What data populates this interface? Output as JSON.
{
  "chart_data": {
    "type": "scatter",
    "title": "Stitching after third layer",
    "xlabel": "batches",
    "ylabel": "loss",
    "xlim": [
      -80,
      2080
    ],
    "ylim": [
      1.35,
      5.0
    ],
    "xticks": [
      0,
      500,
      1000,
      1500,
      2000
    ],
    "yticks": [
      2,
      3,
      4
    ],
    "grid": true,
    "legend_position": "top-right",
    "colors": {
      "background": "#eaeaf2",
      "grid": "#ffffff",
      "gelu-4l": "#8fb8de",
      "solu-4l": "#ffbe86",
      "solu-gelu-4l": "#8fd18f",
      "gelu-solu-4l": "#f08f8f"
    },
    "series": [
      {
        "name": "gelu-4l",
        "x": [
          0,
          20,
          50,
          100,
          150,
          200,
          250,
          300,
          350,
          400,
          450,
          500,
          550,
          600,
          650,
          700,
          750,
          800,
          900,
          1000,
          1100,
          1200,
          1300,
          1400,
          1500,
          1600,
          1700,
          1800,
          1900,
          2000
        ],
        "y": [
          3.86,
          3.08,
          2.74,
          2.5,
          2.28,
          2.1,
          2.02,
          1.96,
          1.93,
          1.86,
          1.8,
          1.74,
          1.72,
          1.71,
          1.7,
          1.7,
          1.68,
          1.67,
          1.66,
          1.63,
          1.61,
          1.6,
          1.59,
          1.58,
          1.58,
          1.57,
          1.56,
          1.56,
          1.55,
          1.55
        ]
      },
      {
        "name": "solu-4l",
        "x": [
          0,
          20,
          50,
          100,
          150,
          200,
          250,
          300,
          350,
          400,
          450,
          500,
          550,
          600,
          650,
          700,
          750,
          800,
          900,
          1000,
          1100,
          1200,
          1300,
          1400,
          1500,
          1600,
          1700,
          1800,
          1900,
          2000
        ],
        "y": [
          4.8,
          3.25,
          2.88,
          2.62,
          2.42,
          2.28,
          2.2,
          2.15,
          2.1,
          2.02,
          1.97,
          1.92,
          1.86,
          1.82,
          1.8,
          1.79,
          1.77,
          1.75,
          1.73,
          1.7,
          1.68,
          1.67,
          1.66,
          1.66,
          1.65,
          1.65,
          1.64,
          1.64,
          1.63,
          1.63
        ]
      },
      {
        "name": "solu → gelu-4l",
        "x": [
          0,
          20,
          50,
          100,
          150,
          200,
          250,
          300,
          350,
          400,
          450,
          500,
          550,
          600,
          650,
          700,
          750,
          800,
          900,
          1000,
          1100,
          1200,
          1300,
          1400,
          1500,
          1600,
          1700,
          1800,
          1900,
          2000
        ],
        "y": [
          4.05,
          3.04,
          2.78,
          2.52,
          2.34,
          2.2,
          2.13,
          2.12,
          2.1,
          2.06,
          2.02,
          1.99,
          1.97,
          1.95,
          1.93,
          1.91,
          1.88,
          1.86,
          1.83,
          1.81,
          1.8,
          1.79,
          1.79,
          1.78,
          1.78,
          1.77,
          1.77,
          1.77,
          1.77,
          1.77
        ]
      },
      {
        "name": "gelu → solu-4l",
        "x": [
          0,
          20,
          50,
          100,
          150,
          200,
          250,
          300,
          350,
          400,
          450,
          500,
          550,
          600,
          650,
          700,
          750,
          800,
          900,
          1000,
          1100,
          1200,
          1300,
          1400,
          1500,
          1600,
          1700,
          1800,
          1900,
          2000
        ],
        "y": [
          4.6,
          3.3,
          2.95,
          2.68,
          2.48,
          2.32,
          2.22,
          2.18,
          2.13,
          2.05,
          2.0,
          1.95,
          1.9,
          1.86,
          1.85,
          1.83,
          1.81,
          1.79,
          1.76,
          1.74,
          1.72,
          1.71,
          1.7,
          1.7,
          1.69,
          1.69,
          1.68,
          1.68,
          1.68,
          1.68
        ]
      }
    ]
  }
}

________________

Set down the entries above again, word for word.

What data populates this interface? Output as JSON.
{
  "chart_data": {
    "type": "scatter",
    "title": "Stitching after third layer",
    "xlabel": "batches",
    "ylabel": "loss",
    "xlim": [
      -80,
      2080
    ],
    "ylim": [
      1.35,
      5.0
    ],
    "xticks": [
      0,
      500,
      1000,
      1500,
      2000
    ],
    "yticks": [
      2,
      3,
      4
    ],
    "grid": true,
    "legend_position": "top-right",
    "colors": {
      "background": "#eaeaf2",
      "grid": "#ffffff",
      "gelu-4l": "#8fb8de",
      "solu-4l": "#ffbe86",
      "solu-gelu-4l": "#8fd18f",
      "gelu-solu-4l": "#f08f8f"
    },
    "series": [
      {
        "name": "gelu-4l",
        "x": [
          0,
          20,
          50,
          100,
          150,
          200,
          250,
          300,
          350,
          400,
          450,
          500,
          550,
          600,
          650,
          700,
          750,
          800,
          900,
          1000,
          1100,
          1200,
          1300,
          1400,
          1500,
          1600,
          1700,
          1800,
          1900,
          2000
        ],
        "y": [
          3.86,
          3.08,
          2.74,
          2.5,
          2.28,
          2.1,
          2.02,
          1.96,
          1.93,
          1.86,
          1.8,
          1.74,
          1.72,
          1.71,
          1.7,
          1.7,
          1.68,
          1.67,
          1.66,
          1.63,
          1.61,
          1.6,
          1.59,
          1.58,
          1.58,
          1.57,
          1.56,
          1.56,
          1.55,
          1.55
        ]
      },
      {
        "name": "solu-4l",
        "x": [
          0,
          20,
          50,
          100,
          150,
          200,
          250,
          300,
          350,
          400,
          450,
          500,
          550,
          600,
          650,
          700,
          750,
          800,
          900,
          1000,
          1100,
          1200,
          1300,
          1400,
          1500,
          1600,
          1700,
          1800,
          1900,
          2000
        ],
        "y": [
          4.8,
          3.25,
          2.88,
          2.62,
          2.42,
          2.28,
          2.2,
          2.15,
          2.1,
          2.02,
          1.97,
          1.92,
          1.86,
          1.82,
          1.8,
          1.79,
          1.77,
          1.75,
          1.73,
          1.7,
          1.68,
          1.67,
          1.66,
          1.66,
          1.65,
          1.65,
          1.64,
          1.64,
          1.63,
          1.63
        ]
      },
      {
        "name": "solu → gelu-4l",
        "x": [
          0,
          20,
          50,
          100,
          150,
          200,
          250,
          300,
          350,
          400,
          450,
          500,
          550,
          600,
          650,
          700,
          750,
          800,
          900,
          1000,
          1100,
          1200,
          1300,
          1400,
          1500,
          1600,
          1700,
          1800,
          1900,
          2000
        ],
        "y": [
          4.05,
          3.04,
          2.78,
          2.52,
          2.34,
          2.2,
          2.13,
          2.12,
          2.1,
          2.06,
          2.02,
          1.99,
          1.97,
          1.95,
          1.93,
          1.91,
          1.88,
          1.86,
          1.83,
          1.81,
          1.8,
          1.79,
          1.79,
          1.78,
          1.78,
          1.77,
          1.77,
          1.77,
          1.77,
          1.77
        ]
      },
      {
        "name": "gelu → solu-4l",
        "x": [
          0,
          20,
          50,
          100,
          150,
          200,
          250,
          300,
          350,
          400,
          450,
          500,
          550,
          600,
          650,
          700,
          750,
          800,
          900,
          1000,
          1100,
          1200,
          1300,
          1400,
          1500,
          1600,
          1700,
          1800,
          1900,
          2000
        ],
        "y": [
          4.6,
          3.3,
          2.95,
          2.68,
          2.48,
          2.32,
          2.22,
          2.18,
          2.13,
          2.05,
          2.0,
          1.95,
          1.9,
          1.86,
          1.85,
          1.83,
          1.81,
          1.79,
          1.76,
          1.74,
          1.72,
          1.71,
          1.7,
          1.7,
          1.69,
          1.69,
          1.68,
          1.68,
          1.68,
          1.68
        ]
      }
    ]
  }
}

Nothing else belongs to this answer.